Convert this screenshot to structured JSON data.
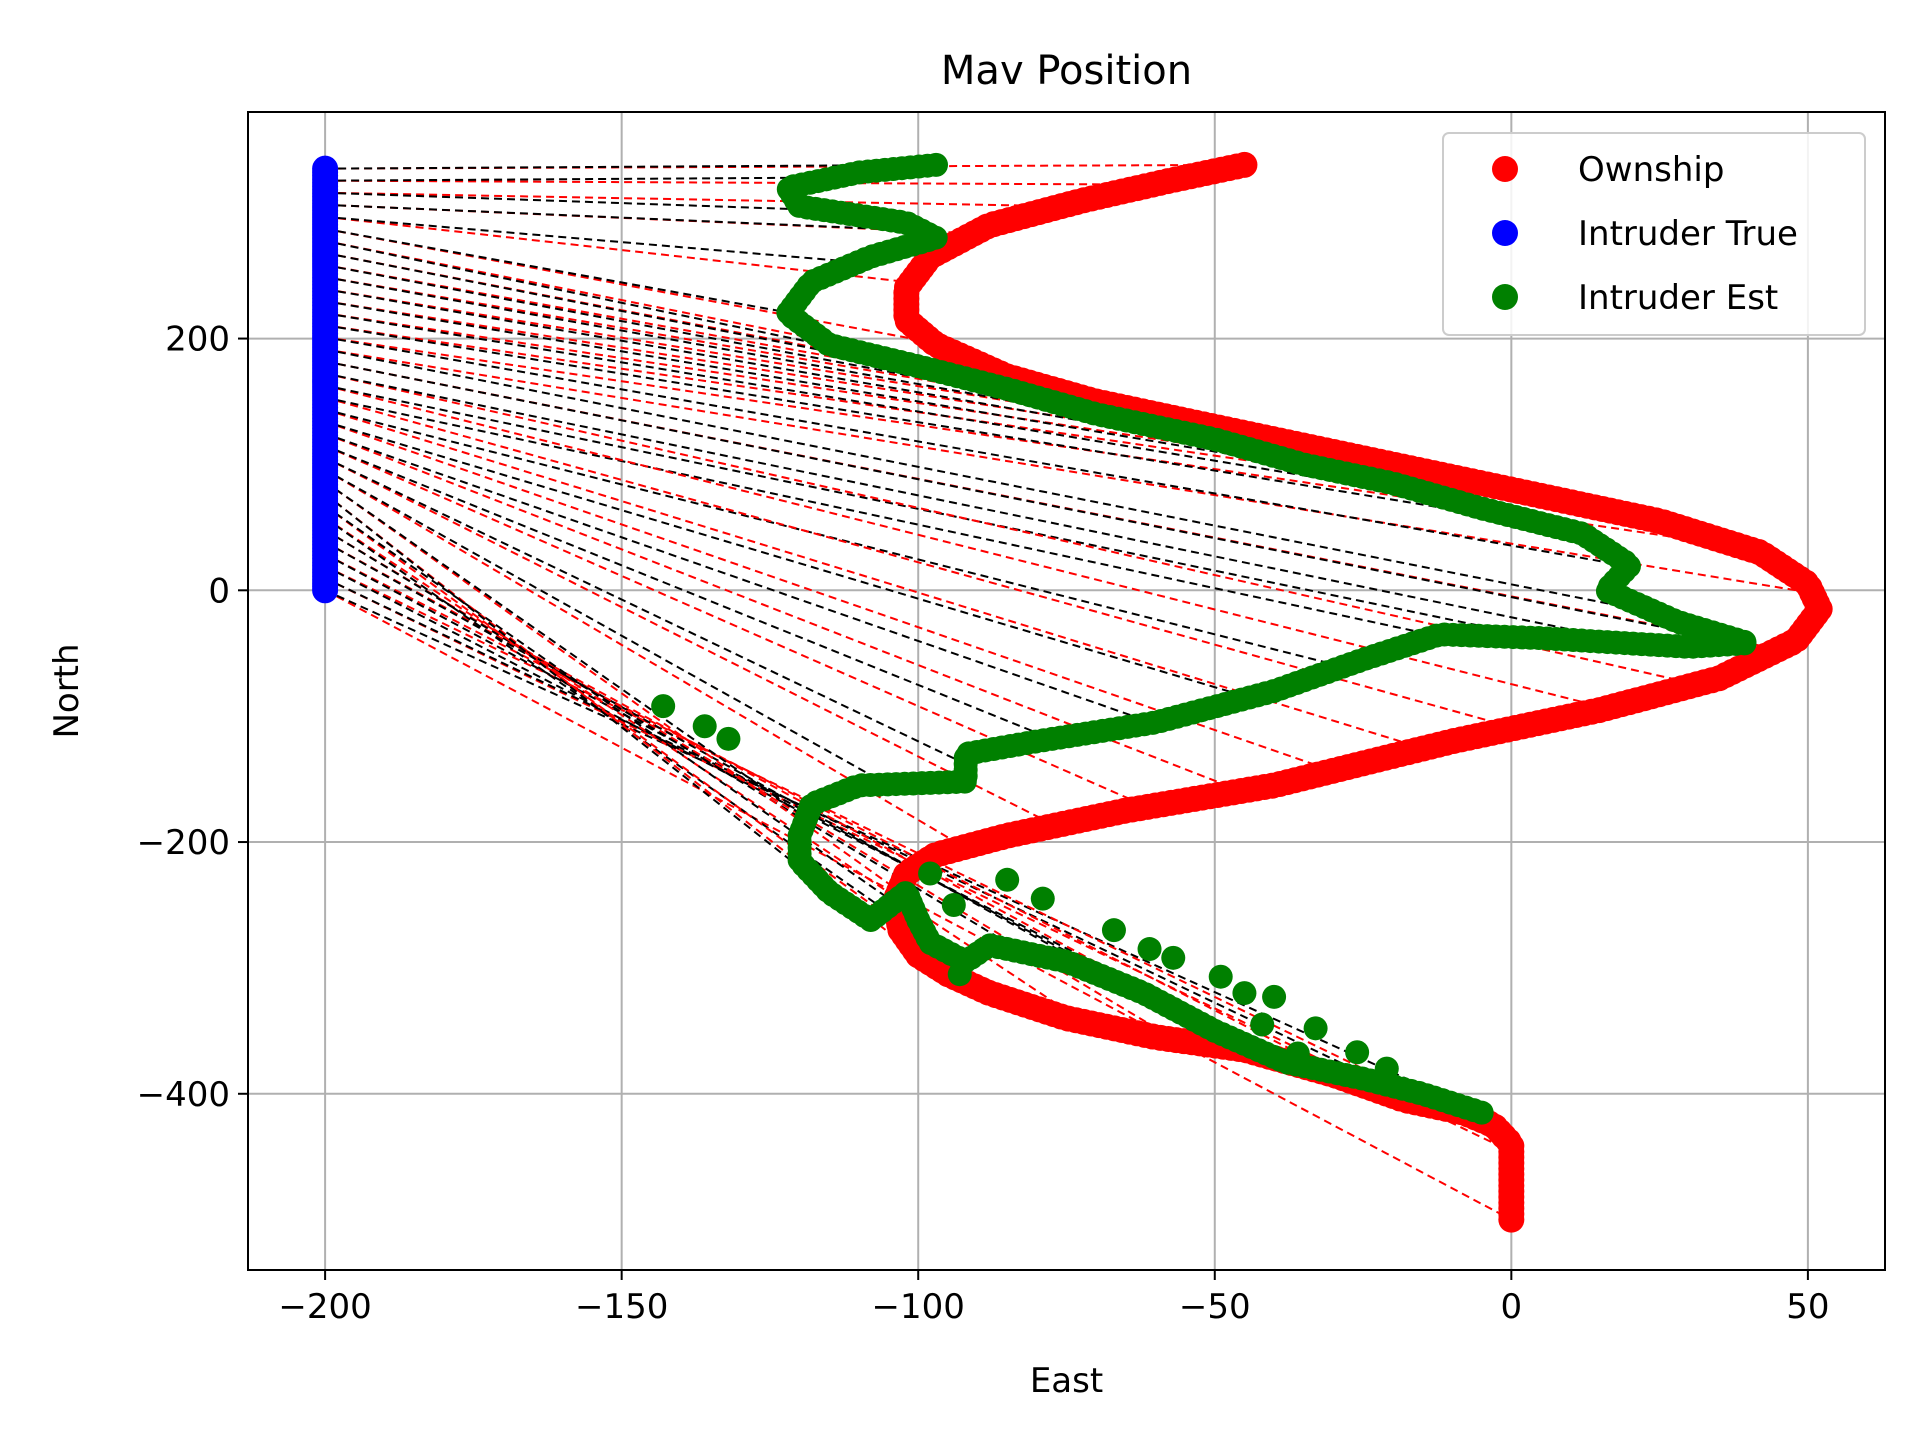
{
  "chart_data": {
    "type": "scatter",
    "title": "Mav Position",
    "xlabel": "East",
    "ylabel": "North",
    "xlim": [
      -213,
      63
    ],
    "ylim": [
      -540,
      380
    ],
    "xticks": [
      -200,
      -150,
      -100,
      -50,
      0,
      50
    ],
    "yticks": [
      -400,
      -200,
      0,
      200
    ],
    "xtick_labels": [
      "−200",
      "−150",
      "−100",
      "−50",
      "0",
      "50"
    ],
    "ytick_labels": [
      "−400",
      "−200",
      "0",
      "200"
    ],
    "grid": true,
    "legend_position": "top-right",
    "series": [
      {
        "name": "Ownship",
        "color": "#ff0000",
        "path": [
          [
            0,
            -500
          ],
          [
            0,
            -440
          ],
          [
            -3,
            -425
          ],
          [
            -8,
            -415
          ],
          [
            -18,
            -405
          ],
          [
            -30,
            -385
          ],
          [
            -45,
            -365
          ],
          [
            -60,
            -355
          ],
          [
            -75,
            -340
          ],
          [
            -88,
            -320
          ],
          [
            -95,
            -305
          ],
          [
            -100,
            -290
          ],
          [
            -103,
            -270
          ],
          [
            -104,
            -248
          ],
          [
            -102,
            -225
          ],
          [
            -97,
            -210
          ],
          [
            -85,
            -195
          ],
          [
            -65,
            -175
          ],
          [
            -40,
            -155
          ],
          [
            -10,
            -120
          ],
          [
            15,
            -95
          ],
          [
            35,
            -70
          ],
          [
            48,
            -40
          ],
          [
            52,
            -15
          ],
          [
            50,
            5
          ],
          [
            42,
            30
          ],
          [
            25,
            55
          ],
          [
            0,
            80
          ],
          [
            -25,
            105
          ],
          [
            -50,
            130
          ],
          [
            -70,
            150
          ],
          [
            -85,
            170
          ],
          [
            -97,
            195
          ],
          [
            -102,
            215
          ],
          [
            -102,
            240
          ],
          [
            -98,
            265
          ],
          [
            -88,
            290
          ],
          [
            -72,
            310
          ],
          [
            -58,
            325
          ],
          [
            -45,
            338
          ]
        ]
      },
      {
        "name": "Intruder True",
        "color": "#0000ff",
        "x": -200,
        "y_range": [
          0,
          335
        ]
      },
      {
        "name": "Intruder Est",
        "color": "#008000",
        "path": [
          [
            -5,
            -415
          ],
          [
            -15,
            -400
          ],
          [
            -25,
            -388
          ],
          [
            -38,
            -375
          ],
          [
            -50,
            -350
          ],
          [
            -62,
            -320
          ],
          [
            -75,
            -295
          ],
          [
            -88,
            -282
          ],
          [
            -92,
            -295
          ],
          [
            -98,
            -280
          ],
          [
            -100,
            -262
          ],
          [
            -102,
            -240
          ],
          [
            -108,
            -262
          ],
          [
            -115,
            -240
          ],
          [
            -120,
            -215
          ],
          [
            -120,
            -195
          ],
          [
            -118,
            -170
          ],
          [
            -110,
            -155
          ],
          [
            -92,
            -152
          ],
          [
            -92,
            -130
          ],
          [
            -80,
            -120
          ],
          [
            -60,
            -105
          ],
          [
            -40,
            -80
          ],
          [
            -25,
            -55
          ],
          [
            -12,
            -35
          ],
          [
            5,
            -38
          ],
          [
            30,
            -45
          ],
          [
            40,
            -42
          ],
          [
            28,
            -25
          ],
          [
            16,
            0
          ],
          [
            20,
            20
          ],
          [
            12,
            45
          ],
          [
            -5,
            65
          ],
          [
            -20,
            85
          ],
          [
            -35,
            100
          ],
          [
            -50,
            120
          ],
          [
            -70,
            140
          ],
          [
            -85,
            160
          ],
          [
            -100,
            178
          ],
          [
            -115,
            195
          ],
          [
            -122,
            220
          ],
          [
            -118,
            245
          ],
          [
            -108,
            265
          ],
          [
            -97,
            280
          ],
          [
            -102,
            292
          ],
          [
            -120,
            305
          ],
          [
            -122,
            320
          ],
          [
            -110,
            332
          ],
          [
            -97,
            338
          ]
        ],
        "outliers": [
          [
            -143,
            -92
          ],
          [
            -136,
            -108
          ],
          [
            -132,
            -118
          ],
          [
            -85,
            -230
          ],
          [
            -79,
            -245
          ],
          [
            -67,
            -270
          ],
          [
            -61,
            -285
          ],
          [
            -57,
            -292
          ],
          [
            -49,
            -307
          ],
          [
            -45,
            -320
          ],
          [
            -40,
            -323
          ],
          [
            -33,
            -348
          ],
          [
            -26,
            -367
          ],
          [
            -21,
            -380
          ],
          [
            -36,
            -368
          ],
          [
            -42,
            -345
          ],
          [
            -93,
            -305
          ],
          [
            -94,
            -250
          ],
          [
            -98,
            -225
          ]
        ]
      }
    ],
    "connector_lines": {
      "red_dashed_label": "Ownship to Intruder True (dashed red)",
      "black_dashed_label": "Intruder True to Intruder Est (dashed black)"
    }
  }
}
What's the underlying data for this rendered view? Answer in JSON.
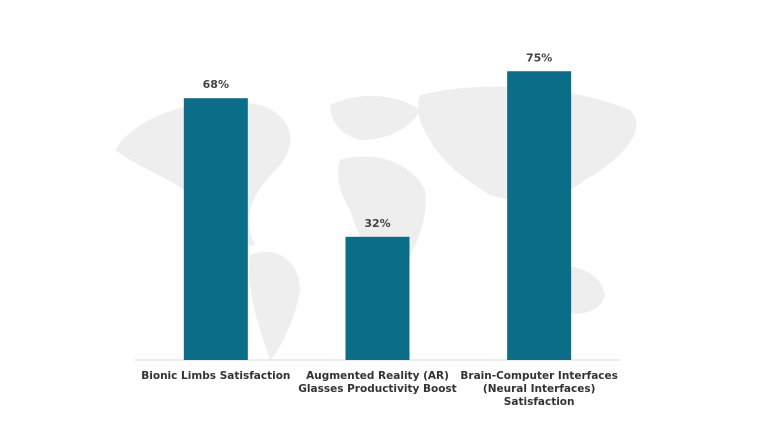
{
  "chart_data": {
    "type": "bar",
    "categories": [
      "Bionic Limbs Satisfaction",
      "Augmented Reality (AR) Glasses Productivity Boost",
      "Brain-Computer Interfaces (Neural Interfaces) Satisfaction"
    ],
    "values": [
      68,
      32,
      75
    ],
    "value_labels": [
      "68%",
      "32%",
      "75%"
    ],
    "color": "#0b6d87",
    "ylim": [
      0,
      80
    ]
  }
}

- - - -

Select the lines from the entries that include the word "Intruder".

▸ **Task response**
        "name": "Intruder True",
        "name": "Intruder Est",
      "red_dashed_label": "Ownship to Intruder True (dashed red)",
      "black_dashed_label": "Intruder True to Intruder Est (dashed black)"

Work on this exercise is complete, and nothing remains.